━━ DATA FOR PROCESSING ━━
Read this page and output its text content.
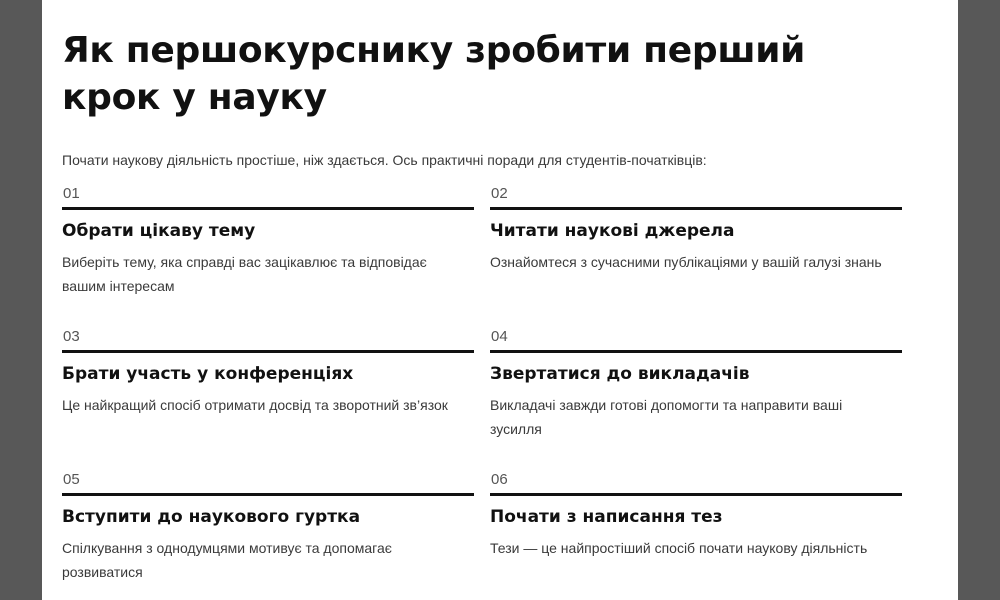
Як першокурснику зробити перший крок у науку

Почати наукову діяльність простіше, ніж здається. Ось практичні поради для студентів-початківців:

01
Обрати цікаву тему
Виберіть тему, яка справді вас зацікавлює та відповідає вашим інтересам
02
Читати наукові джерела
Ознайомтеся з сучасними публікаціями у вашій галузі знань
03
Брати участь у конференціях
Це найкращий спосіб отримати досвід та зворотний зв’язок
04
Звертатися до викладачів
Викладачі завжди готові допомогти та направити ваші зусилля
05
Вступити до наукового гуртка
Спілкування з однодумцями мотивує та допомагає розвиватися
06
Почати з написання тез
Тези — це найпростіший спосіб почати наукову діяльність
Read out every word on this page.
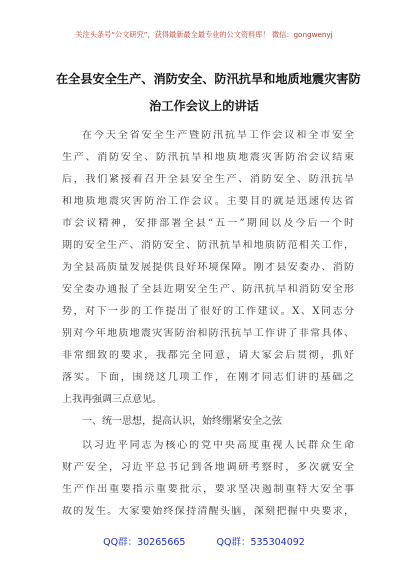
关注头条号“公文研究”，获得最新最全最专业的公文资料库！ 微信：gongwenyj
在全县安全生产、消防安全、防汛抗旱和地质地震灾害防
治工作会议上的讲话
在今天全省安全生产暨防汛抗旱工作会议和全市安全
生产、消防安全、防汛抗旱和地质地震灾害防治会议结束
后，我们紧接着召开全县安全生产、消防安全、防汛抗旱
和地质地震灾害防治工作会议。主要目的就是迅速传达省
市会议精神，安排部署全县“五一”期间以及今后一个时
期的安全生产、消防安全、防汛抗旱和地质防范相关工作，
为全县高质量发展提供良好环境保障。刚才县安委办、消防
安全委办通报了全县近期安全生产、防汛抗旱和消防安全形
势，对下一步的工作提出了很好的工作建议。X、X同志分
别对今年地质地震灾害防治和防汛抗旱工作讲了非常具体、
非常细致的要求，我都完全同意，请大家会后贯彻，抓好
落实。下面，围绕这几项工作，在刚才同志们讲的基础之
上我再强调三点意见。
一、统一思想，提高认识，始终绷紧安全之弦
以习近平同志为核心的党中央高度重视人民群众生命
财产安全，习近平总书记到各地调研考察时，多次就安全
生产作出重要指示重要批示，要求坚决遏制重特大安全事
故的发生。大家要始终保持清醒头脑，深刻把握中央要求，
QQ群：30265665	QQ群：535304092
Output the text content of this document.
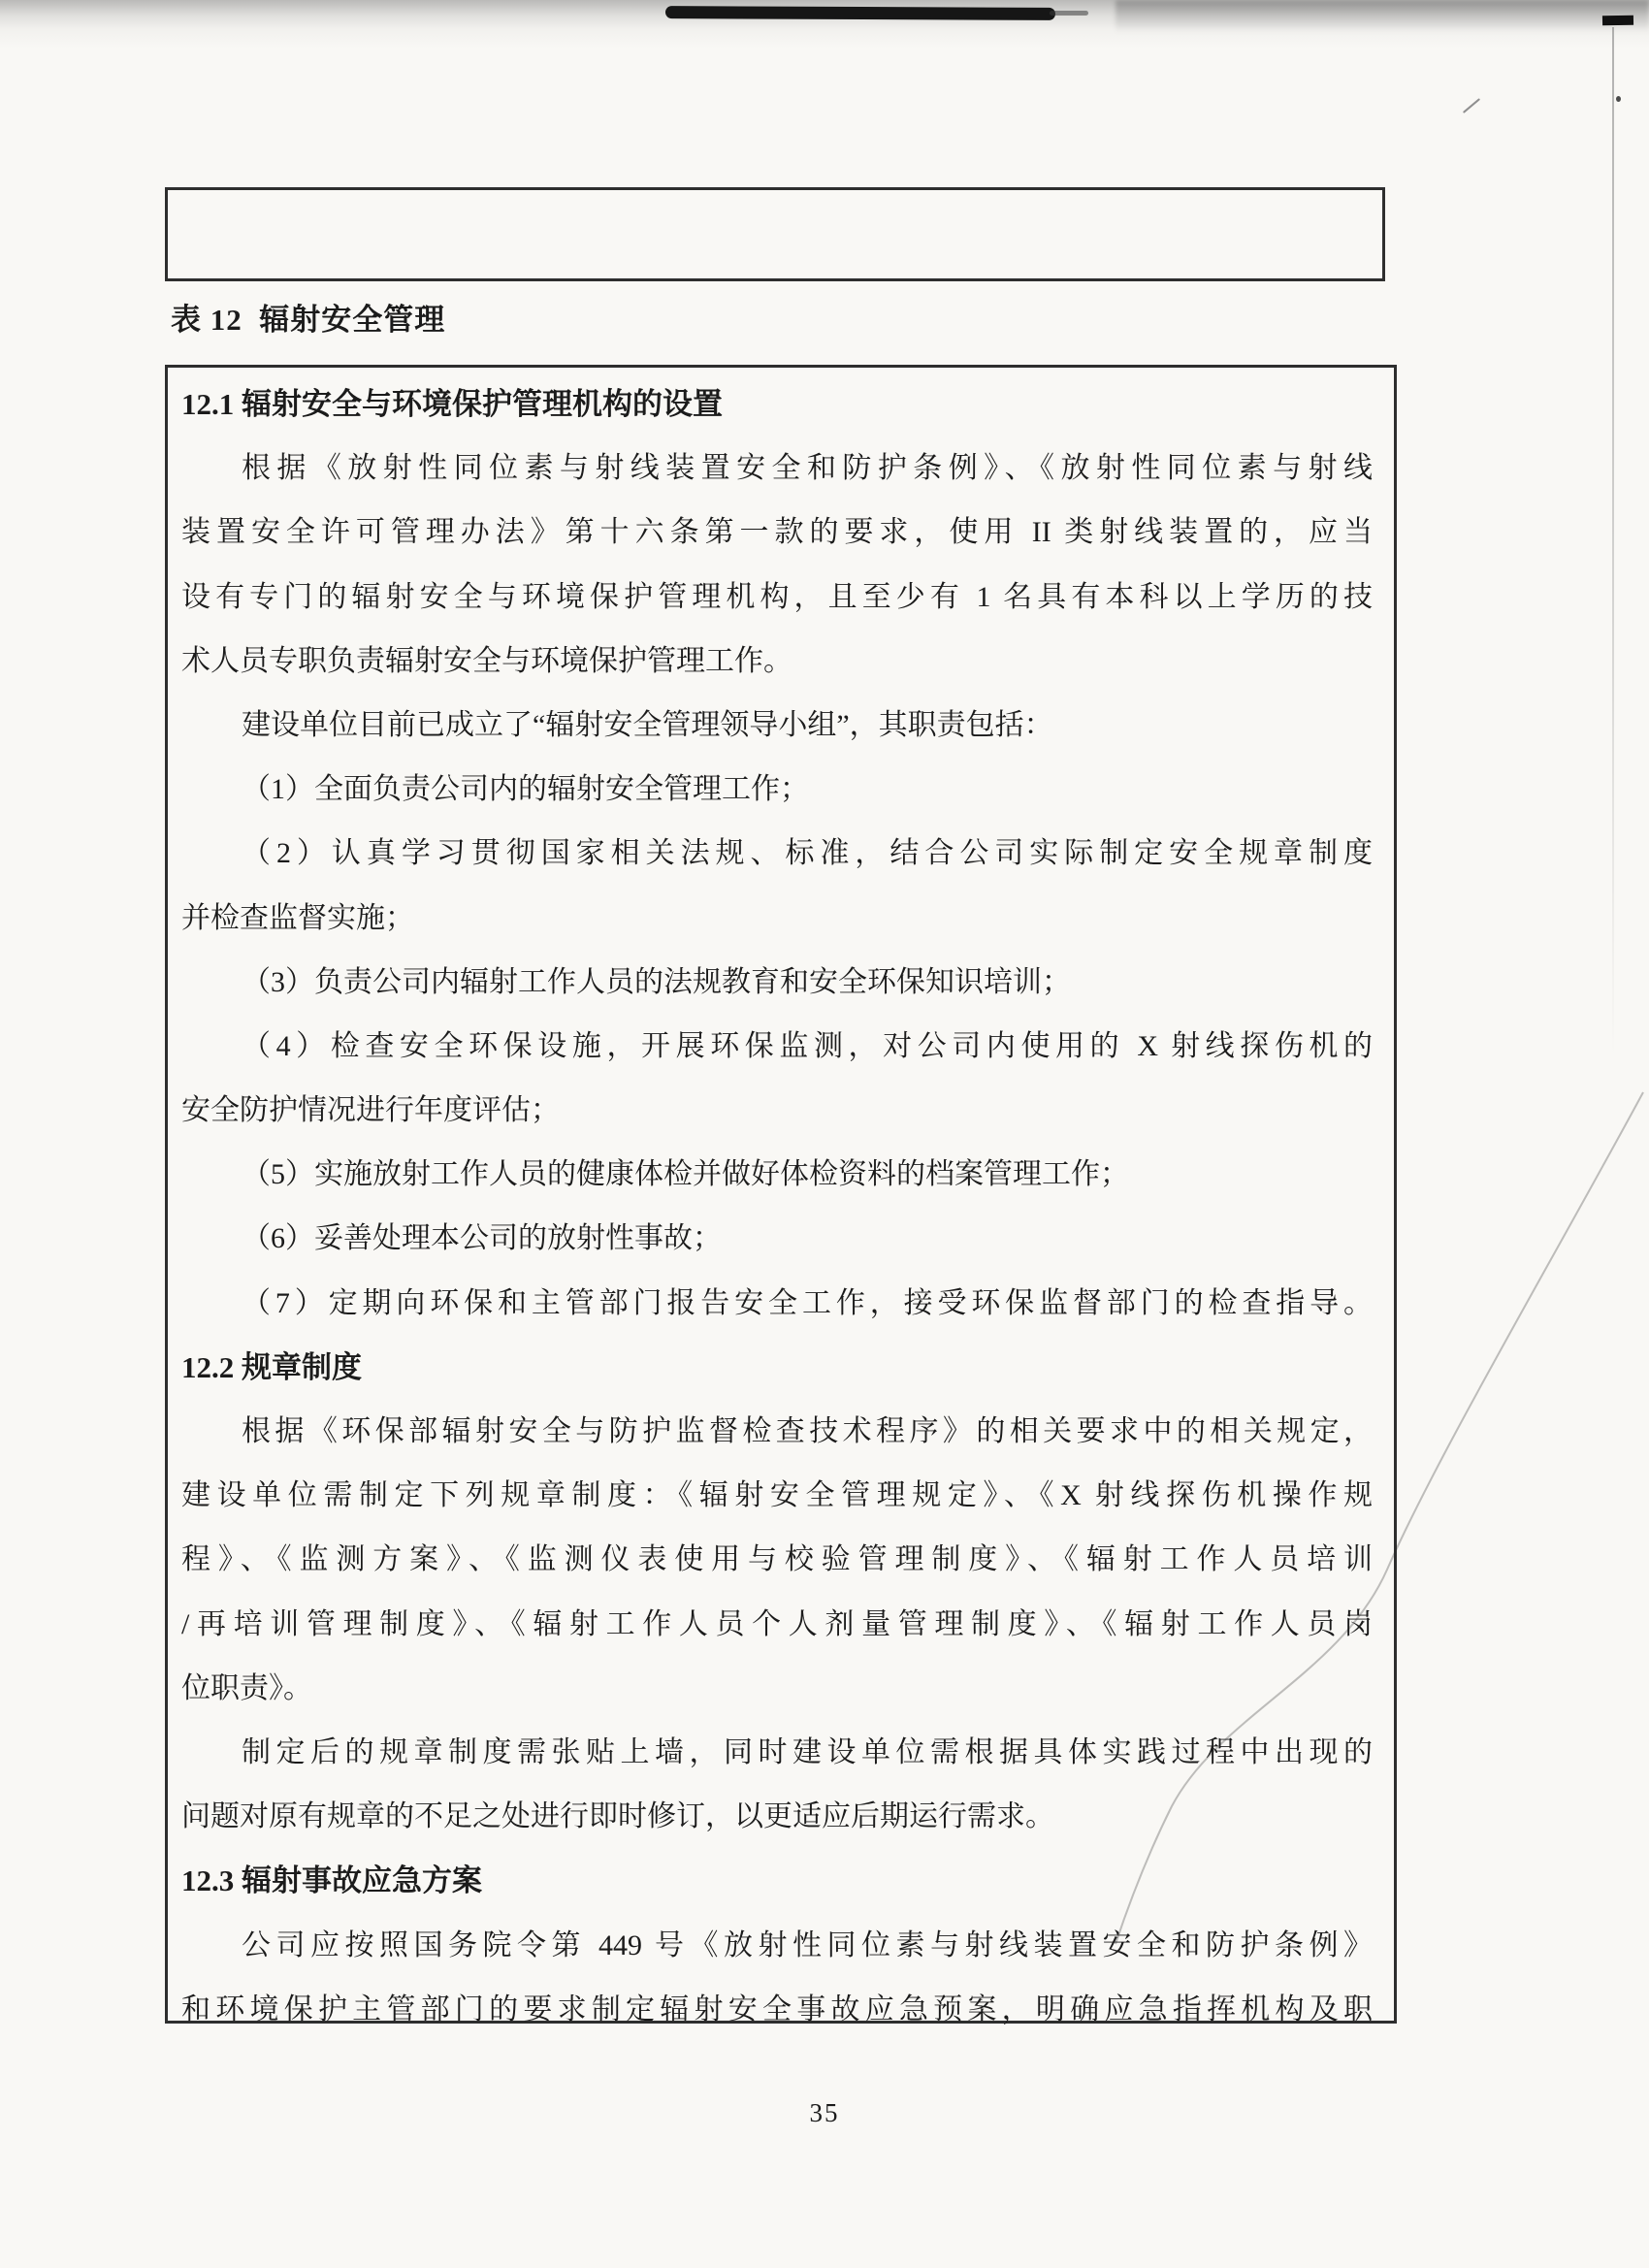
表 12  辐射安全管理
12.1 辐射安全与环境保护管理机构的设置
根据《放射性同位素与射线装置安全和防护条例》、《放射性同位素与射线
装置安全许可管理办法》第十六条第一款的要求，使用 II 类射线装置的，应当
设有专门的辐射安全与环境保护管理机构，且至少有 1 名具有本科以上学历的技
术人员专职负责辐射安全与环境保护管理工作。
建设单位目前已成立了“辐射安全管理领导小组”，其职责包括：
（1）全面负责公司内的辐射安全管理工作；
（2）认真学习贯彻国家相关法规、标准，结合公司实际制定安全规章制度
并检查监督实施；
（3）负责公司内辐射工作人员的法规教育和安全环保知识培训；
（4）检查安全环保设施，开展环保监测，对公司内使用的 X 射线探伤机的
安全防护情况进行年度评估；
（5）实施放射工作人员的健康体检并做好体检资料的档案管理工作；
（6）妥善处理本公司的放射性事故；
（7）定期向环保和主管部门报告安全工作，接受环保监督部门的检查指导。
12.2 规章制度
根据《环保部辐射安全与防护监督检查技术程序》的相关要求中的相关规定，
建设单位需制定下列规章制度：《辐射安全管理规定》、《X 射线探伤机操作规
程》、《监测方案》、《监测仪表使用与校验管理制度》、《辐射工作人员培训
/再培训管理制度》、《辐射工作人员个人剂量管理制度》、《辐射工作人员岗
位职责》。
制定后的规章制度需张贴上墙，同时建设单位需根据具体实践过程中出现的
问题对原有规章的不足之处进行即时修订，以更适应后期运行需求。
12.3 辐射事故应急方案
公司应按照国务院令第 449 号《放射性同位素与射线装置安全和防护条例》
和环境保护主管部门的要求制定辐射安全事故应急预案，明确应急指挥机构及职
35
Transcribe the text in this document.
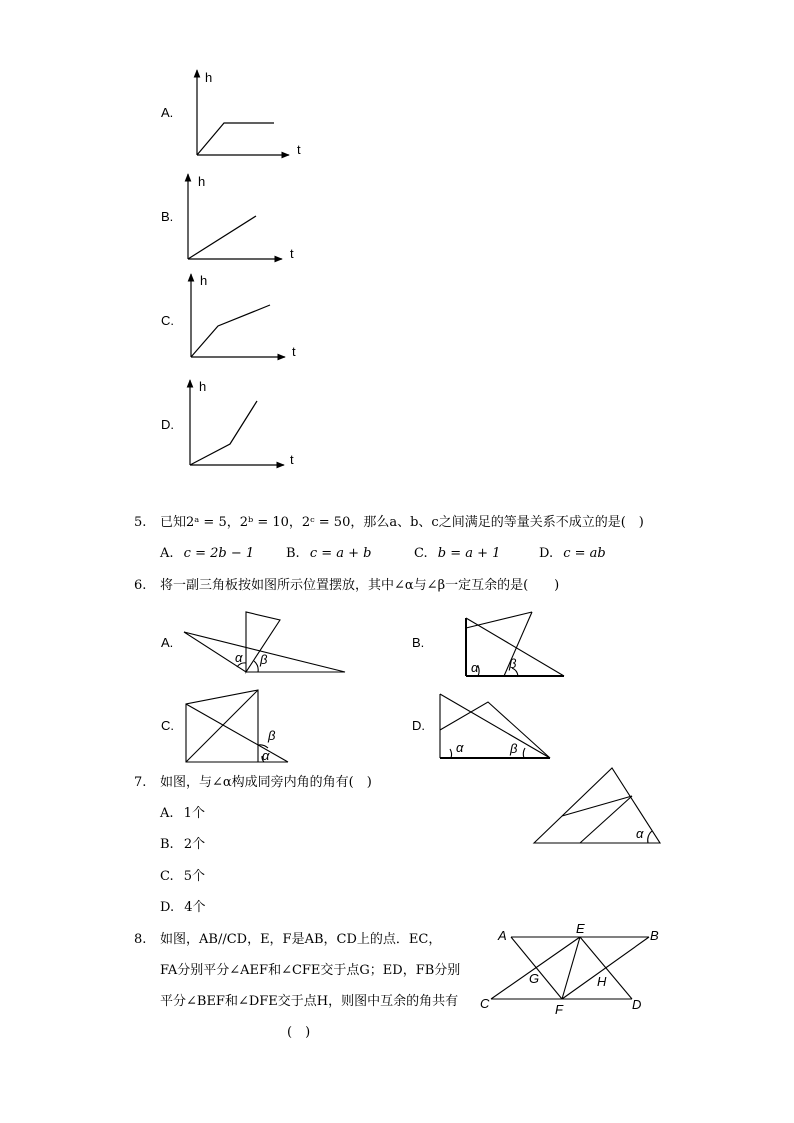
A.
h
t
B.
h
t
C.
h
t
D.
h
t
5. 已知2ᵃ = 5，2ᵇ = 10，2ᶜ = 50，那么a、b、c之间满足的等量关系不成立的是(　)
A. c = 2b − 1 B. c = a + b	C. b = a + 1	D. c = ab
6. 将一副三角板按如图所示位置摆放，其中∠α与∠β一定互余的是(　　)
A.	B.
C.	D.
α β
α β
β
α
α	β
7. 如图，与∠α构成同旁内角的角有(　)
A. 1个
B. 2个
C. 5个
D. 4个
α
8. 如图，AB//CD，E，F是AB，CD上的点．EC，
FA分别平分∠AEF和∠CFE交于点G；ED，FB分别
平分∠BEF和∠DFE交于点H，则图中互余的角共有
(　)
A	E	B
G	H
C	F	D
━━━
EXERCISE GOAL — Write out each entry exactly as given, omitting any picture.

ANSWER TO THE PROBLEM —
Read this page and output its text content.
Як першокурснику зробити перший крок у науку

Почати наукову діяльність простіше, ніж здається. Ось практичні поради для студентів-початківців:

01
Обрати цікаву тему
Виберіть тему, яка справді вас зацікавлює та відповідає вашим інтересам
02
Читати наукові джерела
Ознайомтеся з сучасними публікаціями у вашій галузі знань
03
Брати участь у конференціях
Це найкращий спосіб отримати досвід та зворотний зв’язок
04
Звертатися до викладачів
Викладачі завжди готові допомогти та направити ваші зусилля
05
Вступити до наукового гуртка
Спілкування з однодумцями мотивує та допомагає розвиватися
06
Почати з написання тез
Тези — це найпростіший спосіб почати наукову діяльність
Read out every word on this page.
关注头条号“公文研究”，获得最新最全最专业的公文资料库！ 微信：gongwenyj
在全县安全生产、消防安全、防汛抗旱和地质地震灾害防
治工作会议上的讲话
在今天全省安全生产暨防汛抗旱工作会议和全市安全
生产、消防安全、防汛抗旱和地质地震灾害防治会议结束
后，我们紧接着召开全县安全生产、消防安全、防汛抗旱
和地质地震灾害防治工作会议。主要目的就是迅速传达省
市会议精神，安排部署全县“五一”期间以及今后一个时
期的安全生产、消防安全、防汛抗旱和地质防范相关工作，
为全县高质量发展提供良好环境保障。刚才县安委办、消防
安全委办通报了全县近期安全生产、防汛抗旱和消防安全形
势，对下一步的工作提出了很好的工作建议。X、X同志分
别对今年地质地震灾害防治和防汛抗旱工作讲了非常具体、
非常细致的要求，我都完全同意，请大家会后贯彻，抓好
落实。下面，围绕这几项工作，在刚才同志们讲的基础之
上我再强调三点意见。
一、统一思想，提高认识，始终绷紧安全之弦
以习近平同志为核心的党中央高度重视人民群众生命
财产安全，习近平总书记到各地调研考察时，多次就安全
生产作出重要指示重要批示，要求坚决遏制重特大安全事
故的发生。大家要始终保持清醒头脑，深刻把握中央要求，
QQ群：30265665	QQ群：535304092
Output the text content of this document.
表 12  辐射安全管理
12.1 辐射安全与环境保护管理机构的设置
根据《放射性同位素与射线装置安全和防护条例》、《放射性同位素与射线
装置安全许可管理办法》第十六条第一款的要求，使用 II 类射线装置的，应当
设有专门的辐射安全与环境保护管理机构，且至少有 1 名具有本科以上学历的技
术人员专职负责辐射安全与环境保护管理工作。
建设单位目前已成立了“辐射安全管理领导小组”，其职责包括：
（1）全面负责公司内的辐射安全管理工作；
（2）认真学习贯彻国家相关法规、标准，结合公司实际制定安全规章制度
并检查监督实施；
（3）负责公司内辐射工作人员的法规教育和安全环保知识培训；
（4）检查安全环保设施，开展环保监测，对公司内使用的 X 射线探伤机的
安全防护情况进行年度评估；
（5）实施放射工作人员的健康体检并做好体检资料的档案管理工作；
（6）妥善处理本公司的放射性事故；
（7）定期向环保和主管部门报告安全工作，接受环保监督部门的检查指导。
12.2 规章制度
根据《环保部辐射安全与防护监督检查技术程序》的相关要求中的相关规定，
建设单位需制定下列规章制度：《辐射安全管理规定》、《X 射线探伤机操作规
程》、《监测方案》、《监测仪表使用与校验管理制度》、《辐射工作人员培训
/再培训管理制度》、《辐射工作人员个人剂量管理制度》、《辐射工作人员岗
位职责》。
制定后的规章制度需张贴上墙，同时建设单位需根据具体实践过程中出现的
问题对原有规章的不足之处进行即时修订，以更适应后期运行需求。
12.3 辐射事故应急方案
公司应按照国务院令第 449 号《放射性同位素与射线装置安全和防护条例》
和环境保护主管部门的要求制定辐射安全事故应急预案，明确应急指挥机构及职
35
Transcribe the text in this document.
A.
h
t
B.
h
t
C.
h
t
D.
h
t
5. 已知2ᵃ = 5，2ᵇ = 10，2ᶜ = 50，那么a、b、c之间满足的等量关系不成立的是(　)
A. c = 2b − 1 B. c = a + b	C. b = a + 1	D. c = ab
6. 将一副三角板按如图所示位置摆放，其中∠α与∠β一定互余的是(　　)
A.	B.
C.	D.
α β
α β
β
α
α	β
7. 如图，与∠α构成同旁内角的角有(　)
A. 1个
B. 2个
C. 5个
D. 4个
α
8. 如图，AB//CD，E，F是AB，CD上的点．EC，
FA分别平分∠AEF和∠CFE交于点G；ED，FB分别
平分∠BEF和∠DFE交于点H，则图中互余的角共有
(　)
A	E	B
G	H
C	F	D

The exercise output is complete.